- _PROVIDED DATA_:
■ ■ ■ ■ ■ ■ ■

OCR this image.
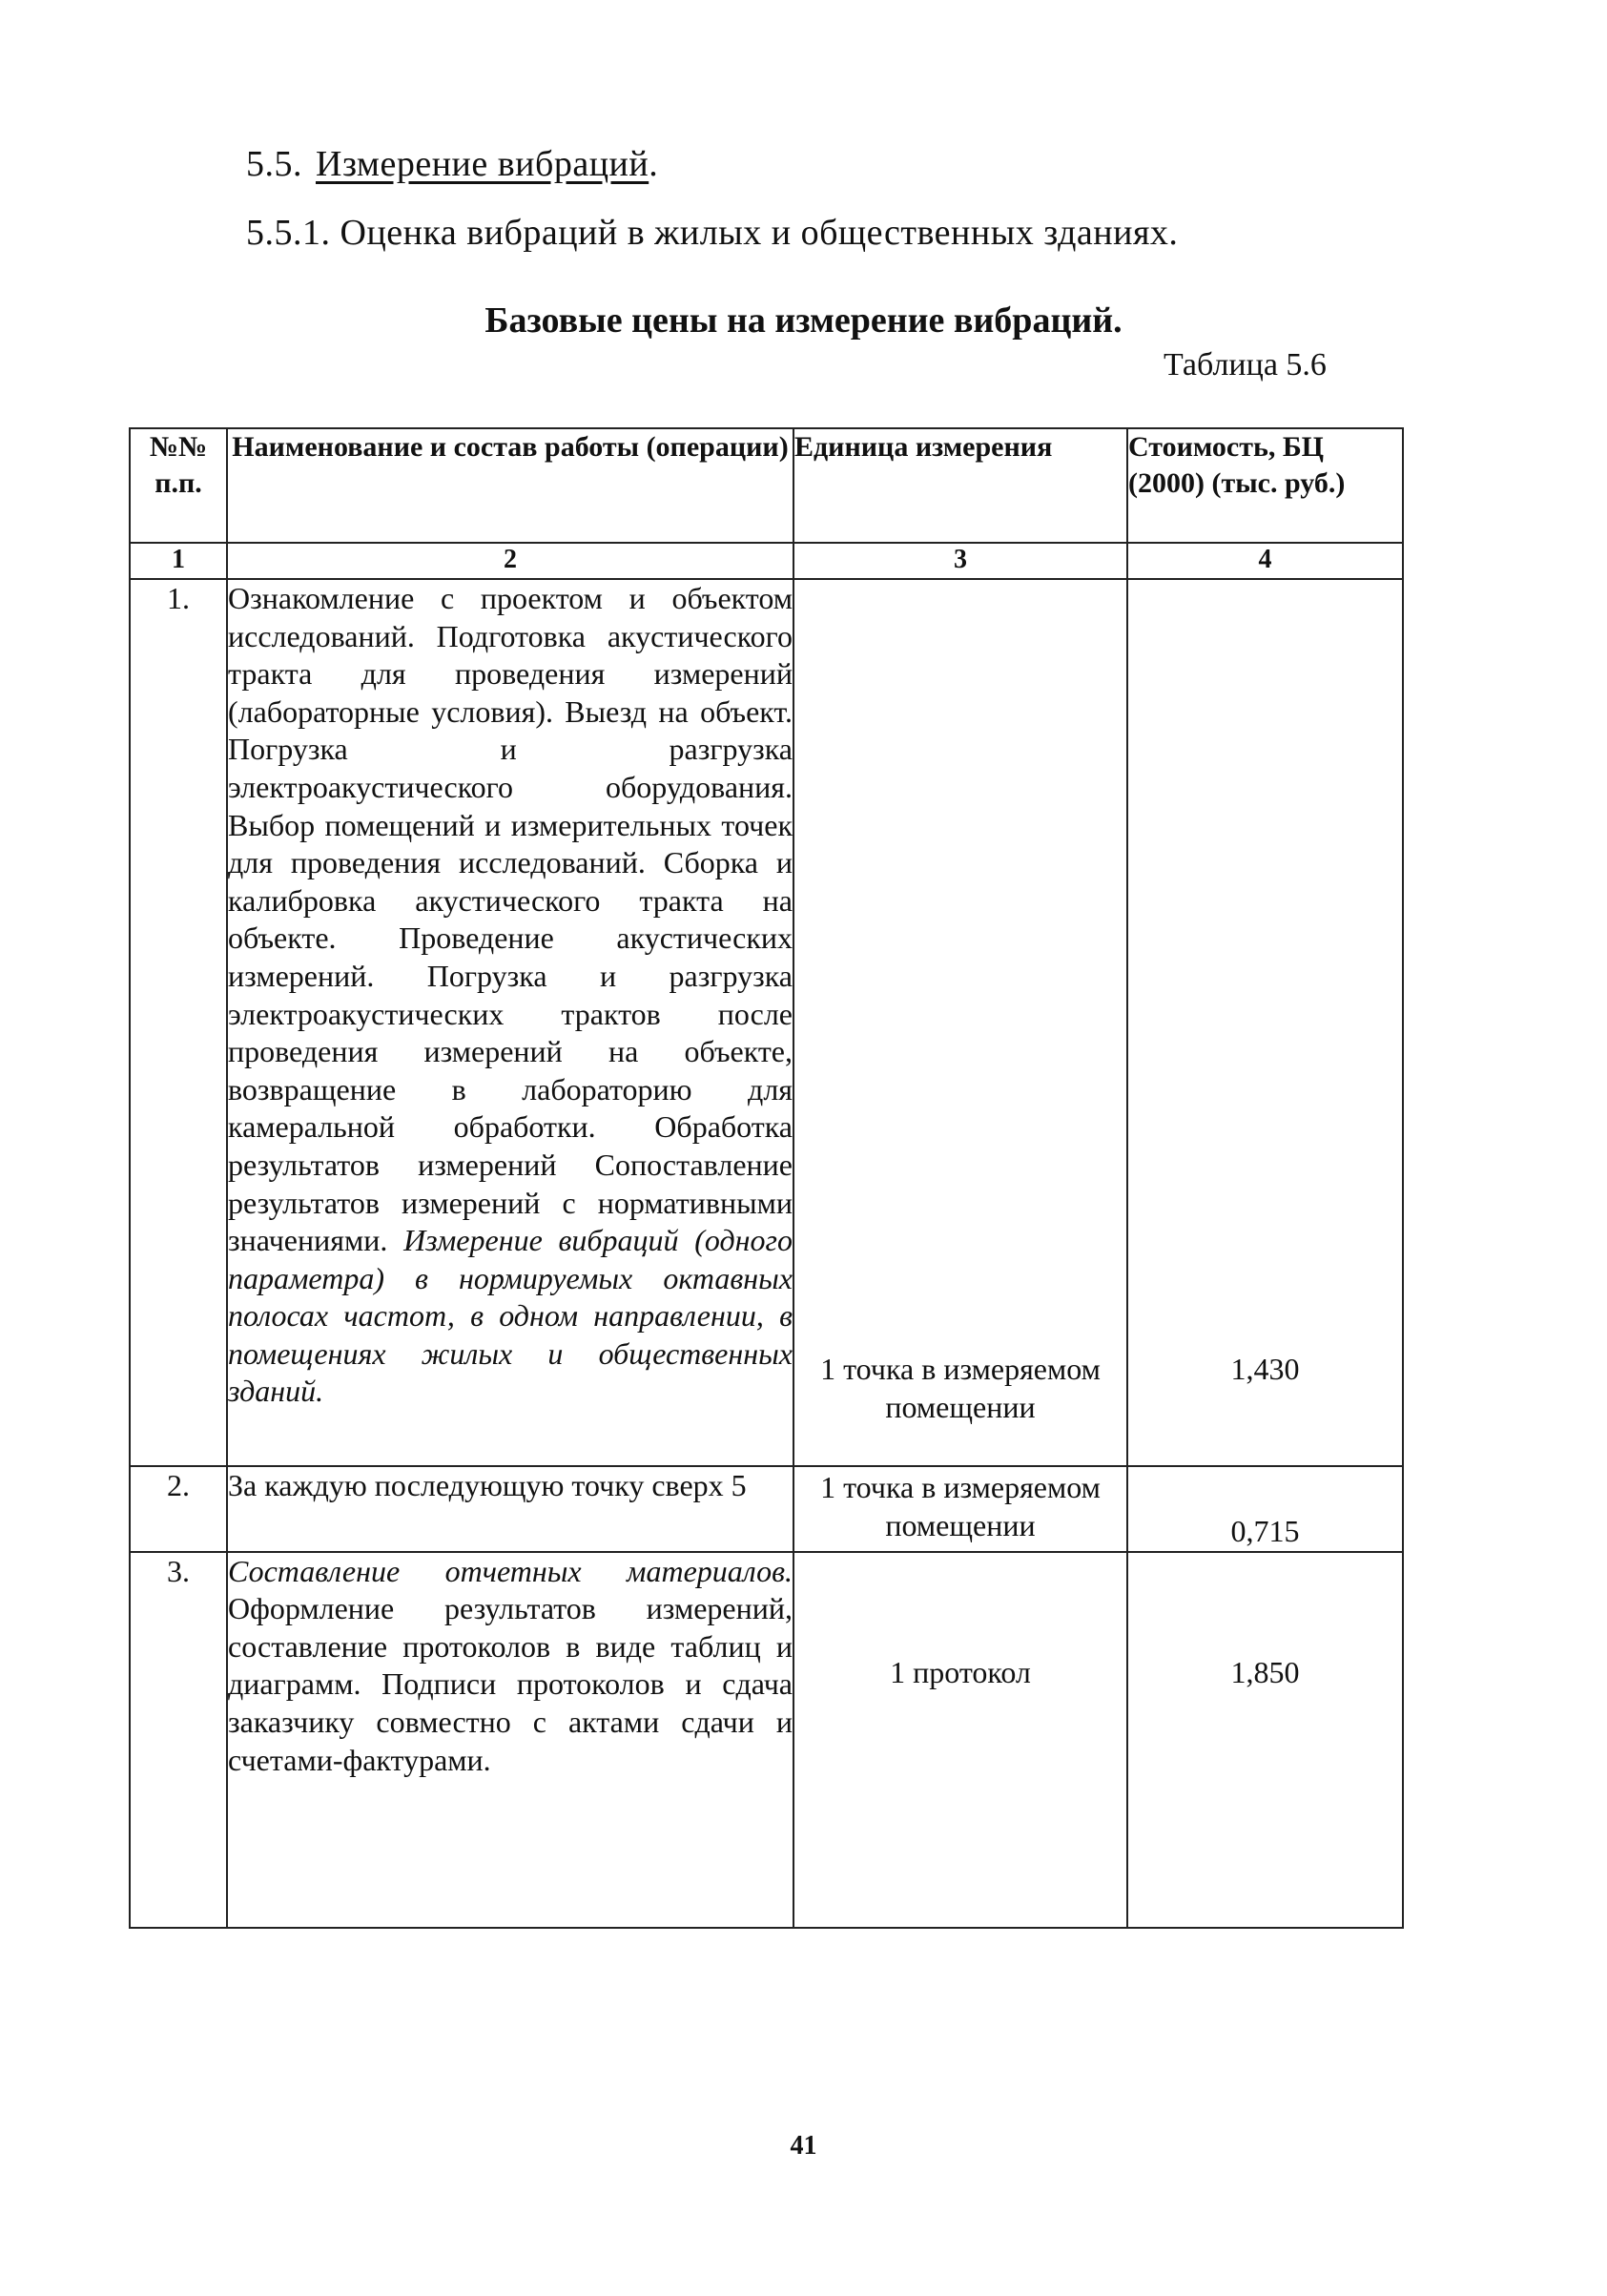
5.5. Измерение вибраций.
5.5.1. Оценка вибраций в жилых и общественных зданиях.
Базовые цены на измерение вибраций.
Таблица 5.6
№№ п.п.	Наименование и состав работы (операции)	Единица измерения	Стоимость, БЦ (2000) (тыс. руб.)
1	2	3	4
1.	Ознакомление с проектом и объектом исследований. Подготовка акустического тракта для проведения измерений (лабораторные условия). Выезд на объект. Погрузка и разгрузка электроакустического оборудования. Выбор помещений и измерительных точек для проведения исследований. Сборка и калибровка акустического тракта на объекте. Проведение акустических измерений. Погрузка и разгрузка электроакустических трактов после проведения измерений на объекте, возвращение в лабораторию для камеральной обработки. Обработка результатов измерений Сопоставление результатов измерений с нормативными значениями. Измерение вибраций (одного параметра) в нормируемых октавных полосах частот, в одном направлении, в помещениях жилых и общественных зданий.	1 точка в измеряемом помещении	1,430

2.	За каждую последующую точку сверх 5	1 точка в измеряемом помещении	0,715

3.	Составление отчетных материалов. Оформление результатов измерений, составление протоколов в виде таблиц и диаграмм. Подписи протоколов и сдача заказчику совместно с актами сдачи и счетами-фактурами.	1 протокол	1,850
41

■ ■ ■ ■ ■ ■ ■

Output the records above exactly; leave out the pictures.

- _PROBLEM SOLUTION_:
OCR this image.
5.5. Измерение вибраций.
5.5.1. Оценка вибраций в жилых и общественных зданиях.
Базовые цены на измерение вибраций.
Таблица 5.6
№№ п.п.	Наименование и состав работы (операции)	Единица измерения	Стоимость, БЦ (2000) (тыс. руб.)
1	2	3	4
1.	Ознакомление с проектом и объектом исследований. Подготовка акустического тракта для проведения измерений (лабораторные условия). Выезд на объект. Погрузка и разгрузка электроакустического оборудования. Выбор помещений и измерительных точек для проведения исследований. Сборка и калибровка акустического тракта на объекте. Проведение акустических измерений. Погрузка и разгрузка электроакустических трактов после проведения измерений на объекте, возвращение в лабораторию для камеральной обработки. Обработка результатов измерений Сопоставление результатов измерений с нормативными значениями. Измерение вибраций (одного параметра) в нормируемых октавных полосах частот, в одном направлении, в помещениях жилых и общественных зданий.	1 точка в измеряемом помещении	1,430

2.	За каждую последующую точку сверх 5	1 точка в измеряемом помещении	0,715

3.	Составление отчетных материалов. Оформление результатов измерений, составление протоколов в виде таблиц и диаграмм. Подписи протоколов и сдача заказчику совместно с актами сдачи и счетами-фактурами.	1 протокол	1,850
41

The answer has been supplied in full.